■ **GIVEN INSTRUCTION**
Scan the data below and pick out the lines containing the word "type".

■ **MATERIAL TO PROCESS**

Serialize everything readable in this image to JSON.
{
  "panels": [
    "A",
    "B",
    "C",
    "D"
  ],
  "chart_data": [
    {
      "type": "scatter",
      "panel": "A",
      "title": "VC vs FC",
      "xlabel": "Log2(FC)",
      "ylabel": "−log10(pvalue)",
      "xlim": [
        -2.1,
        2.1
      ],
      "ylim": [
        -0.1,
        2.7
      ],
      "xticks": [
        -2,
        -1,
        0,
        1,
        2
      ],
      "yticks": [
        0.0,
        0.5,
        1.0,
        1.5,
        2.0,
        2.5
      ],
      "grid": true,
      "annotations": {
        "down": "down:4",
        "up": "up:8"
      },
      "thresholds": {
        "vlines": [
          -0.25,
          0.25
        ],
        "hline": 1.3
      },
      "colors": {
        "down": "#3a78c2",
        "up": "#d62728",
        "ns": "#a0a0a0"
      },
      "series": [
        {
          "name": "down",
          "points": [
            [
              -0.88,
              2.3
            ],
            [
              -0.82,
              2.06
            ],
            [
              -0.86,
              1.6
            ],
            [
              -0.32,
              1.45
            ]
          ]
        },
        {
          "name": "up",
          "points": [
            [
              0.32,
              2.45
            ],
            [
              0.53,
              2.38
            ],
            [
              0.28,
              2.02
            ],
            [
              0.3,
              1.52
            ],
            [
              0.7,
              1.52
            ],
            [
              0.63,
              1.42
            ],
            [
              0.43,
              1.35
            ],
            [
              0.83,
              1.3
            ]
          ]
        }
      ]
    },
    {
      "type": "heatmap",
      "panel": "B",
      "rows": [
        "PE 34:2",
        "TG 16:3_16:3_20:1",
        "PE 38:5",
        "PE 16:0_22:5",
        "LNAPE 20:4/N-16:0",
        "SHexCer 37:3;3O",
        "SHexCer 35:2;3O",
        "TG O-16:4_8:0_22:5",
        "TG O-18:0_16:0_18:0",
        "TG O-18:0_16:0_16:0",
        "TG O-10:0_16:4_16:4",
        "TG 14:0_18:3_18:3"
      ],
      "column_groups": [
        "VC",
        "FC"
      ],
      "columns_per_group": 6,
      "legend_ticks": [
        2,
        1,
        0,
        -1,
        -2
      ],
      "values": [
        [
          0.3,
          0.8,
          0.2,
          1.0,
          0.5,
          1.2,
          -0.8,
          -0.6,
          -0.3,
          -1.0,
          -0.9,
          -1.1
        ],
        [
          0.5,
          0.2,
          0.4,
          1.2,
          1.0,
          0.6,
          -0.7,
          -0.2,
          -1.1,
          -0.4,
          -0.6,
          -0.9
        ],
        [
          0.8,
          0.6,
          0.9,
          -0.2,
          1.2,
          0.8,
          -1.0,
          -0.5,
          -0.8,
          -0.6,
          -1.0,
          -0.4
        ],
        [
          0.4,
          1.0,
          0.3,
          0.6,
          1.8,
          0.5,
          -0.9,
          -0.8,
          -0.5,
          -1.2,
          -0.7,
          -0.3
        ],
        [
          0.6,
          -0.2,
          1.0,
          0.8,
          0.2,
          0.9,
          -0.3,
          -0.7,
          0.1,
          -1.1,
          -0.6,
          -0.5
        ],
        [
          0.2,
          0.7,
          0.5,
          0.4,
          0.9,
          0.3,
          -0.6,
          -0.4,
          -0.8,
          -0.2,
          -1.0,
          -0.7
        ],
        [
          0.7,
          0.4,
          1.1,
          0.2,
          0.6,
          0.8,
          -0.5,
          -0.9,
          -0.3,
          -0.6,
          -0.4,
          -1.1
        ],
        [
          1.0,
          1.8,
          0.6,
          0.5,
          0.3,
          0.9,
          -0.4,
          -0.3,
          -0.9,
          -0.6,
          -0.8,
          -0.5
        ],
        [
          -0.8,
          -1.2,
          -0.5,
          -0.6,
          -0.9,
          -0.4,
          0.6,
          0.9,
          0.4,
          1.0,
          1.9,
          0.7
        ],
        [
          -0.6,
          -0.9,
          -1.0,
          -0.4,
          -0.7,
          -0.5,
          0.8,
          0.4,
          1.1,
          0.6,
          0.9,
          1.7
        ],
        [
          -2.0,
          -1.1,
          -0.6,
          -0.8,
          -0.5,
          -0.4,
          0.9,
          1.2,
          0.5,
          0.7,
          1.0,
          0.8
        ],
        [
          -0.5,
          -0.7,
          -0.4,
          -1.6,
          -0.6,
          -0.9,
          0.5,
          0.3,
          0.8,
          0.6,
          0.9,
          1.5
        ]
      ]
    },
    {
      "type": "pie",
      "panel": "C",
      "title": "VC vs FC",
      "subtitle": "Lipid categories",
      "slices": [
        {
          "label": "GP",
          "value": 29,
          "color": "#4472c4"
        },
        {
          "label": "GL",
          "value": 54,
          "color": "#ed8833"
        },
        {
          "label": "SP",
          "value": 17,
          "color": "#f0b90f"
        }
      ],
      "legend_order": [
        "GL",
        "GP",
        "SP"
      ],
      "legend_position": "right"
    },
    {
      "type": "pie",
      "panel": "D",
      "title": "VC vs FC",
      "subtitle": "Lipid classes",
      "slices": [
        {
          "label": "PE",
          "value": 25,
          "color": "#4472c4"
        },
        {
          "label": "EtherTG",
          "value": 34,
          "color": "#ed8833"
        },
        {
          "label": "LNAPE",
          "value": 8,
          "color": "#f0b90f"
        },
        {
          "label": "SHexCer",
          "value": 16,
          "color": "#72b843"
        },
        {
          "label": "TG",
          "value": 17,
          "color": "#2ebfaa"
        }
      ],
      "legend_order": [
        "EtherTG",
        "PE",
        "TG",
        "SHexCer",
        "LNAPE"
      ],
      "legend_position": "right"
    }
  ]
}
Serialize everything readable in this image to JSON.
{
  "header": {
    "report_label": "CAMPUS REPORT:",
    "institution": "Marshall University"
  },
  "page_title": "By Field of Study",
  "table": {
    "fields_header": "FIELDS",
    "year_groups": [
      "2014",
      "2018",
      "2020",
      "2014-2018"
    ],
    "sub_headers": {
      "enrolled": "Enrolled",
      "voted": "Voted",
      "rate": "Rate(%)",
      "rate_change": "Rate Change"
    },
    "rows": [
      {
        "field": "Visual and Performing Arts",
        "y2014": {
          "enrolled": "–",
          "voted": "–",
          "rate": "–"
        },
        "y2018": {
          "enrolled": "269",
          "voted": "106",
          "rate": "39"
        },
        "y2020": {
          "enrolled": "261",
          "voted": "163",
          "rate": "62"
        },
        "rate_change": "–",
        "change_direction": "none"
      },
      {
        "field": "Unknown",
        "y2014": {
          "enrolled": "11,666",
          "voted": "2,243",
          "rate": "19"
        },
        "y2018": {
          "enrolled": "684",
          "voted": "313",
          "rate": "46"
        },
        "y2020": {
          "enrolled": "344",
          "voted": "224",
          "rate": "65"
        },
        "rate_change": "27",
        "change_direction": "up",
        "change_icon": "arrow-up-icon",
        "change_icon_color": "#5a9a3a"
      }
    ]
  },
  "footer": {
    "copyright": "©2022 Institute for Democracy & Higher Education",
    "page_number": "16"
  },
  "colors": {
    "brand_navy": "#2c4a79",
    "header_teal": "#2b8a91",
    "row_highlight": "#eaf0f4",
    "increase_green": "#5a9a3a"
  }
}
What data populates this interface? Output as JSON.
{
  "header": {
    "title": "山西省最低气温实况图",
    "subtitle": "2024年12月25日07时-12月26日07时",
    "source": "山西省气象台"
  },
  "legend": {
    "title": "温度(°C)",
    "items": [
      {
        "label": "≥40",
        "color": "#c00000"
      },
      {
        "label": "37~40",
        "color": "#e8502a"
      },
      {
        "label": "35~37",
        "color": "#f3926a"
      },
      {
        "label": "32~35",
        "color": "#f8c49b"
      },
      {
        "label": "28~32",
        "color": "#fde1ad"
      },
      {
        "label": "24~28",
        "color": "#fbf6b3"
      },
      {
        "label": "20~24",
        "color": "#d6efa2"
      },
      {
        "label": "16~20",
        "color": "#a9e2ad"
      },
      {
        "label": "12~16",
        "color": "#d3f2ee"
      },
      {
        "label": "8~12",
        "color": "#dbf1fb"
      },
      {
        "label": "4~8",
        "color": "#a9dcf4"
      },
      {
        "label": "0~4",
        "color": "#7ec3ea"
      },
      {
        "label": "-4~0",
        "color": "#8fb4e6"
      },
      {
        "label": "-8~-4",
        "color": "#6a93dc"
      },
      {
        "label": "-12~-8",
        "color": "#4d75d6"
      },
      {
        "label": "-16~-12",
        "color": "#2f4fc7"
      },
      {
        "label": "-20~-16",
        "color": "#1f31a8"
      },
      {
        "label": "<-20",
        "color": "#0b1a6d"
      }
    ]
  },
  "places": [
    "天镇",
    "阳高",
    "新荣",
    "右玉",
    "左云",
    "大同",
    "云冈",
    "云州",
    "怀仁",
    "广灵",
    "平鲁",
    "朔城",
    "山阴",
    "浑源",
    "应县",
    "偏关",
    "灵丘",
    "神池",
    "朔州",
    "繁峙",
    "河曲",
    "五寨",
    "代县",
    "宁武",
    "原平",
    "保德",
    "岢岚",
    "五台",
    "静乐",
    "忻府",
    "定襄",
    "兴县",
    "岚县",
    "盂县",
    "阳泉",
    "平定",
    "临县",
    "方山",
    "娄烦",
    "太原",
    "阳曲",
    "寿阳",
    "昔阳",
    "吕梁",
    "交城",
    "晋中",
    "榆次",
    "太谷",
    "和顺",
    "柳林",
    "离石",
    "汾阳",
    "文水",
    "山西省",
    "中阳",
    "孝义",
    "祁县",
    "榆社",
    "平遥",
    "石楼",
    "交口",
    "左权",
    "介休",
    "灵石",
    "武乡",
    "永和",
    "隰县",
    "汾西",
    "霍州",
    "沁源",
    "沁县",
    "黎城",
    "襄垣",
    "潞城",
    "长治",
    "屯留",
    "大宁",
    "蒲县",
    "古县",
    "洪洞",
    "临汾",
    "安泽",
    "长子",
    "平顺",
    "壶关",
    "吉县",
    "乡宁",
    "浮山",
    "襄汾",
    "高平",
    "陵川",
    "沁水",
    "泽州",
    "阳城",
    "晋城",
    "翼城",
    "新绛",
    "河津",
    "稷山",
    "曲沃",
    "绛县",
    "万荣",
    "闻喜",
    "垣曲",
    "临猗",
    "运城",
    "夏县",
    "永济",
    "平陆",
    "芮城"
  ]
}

■ **SOLUTION TO THE EXERCISE**
      "type": "scatter",
      "type": "heatmap",
      "type": "pie",
      "type": "pie",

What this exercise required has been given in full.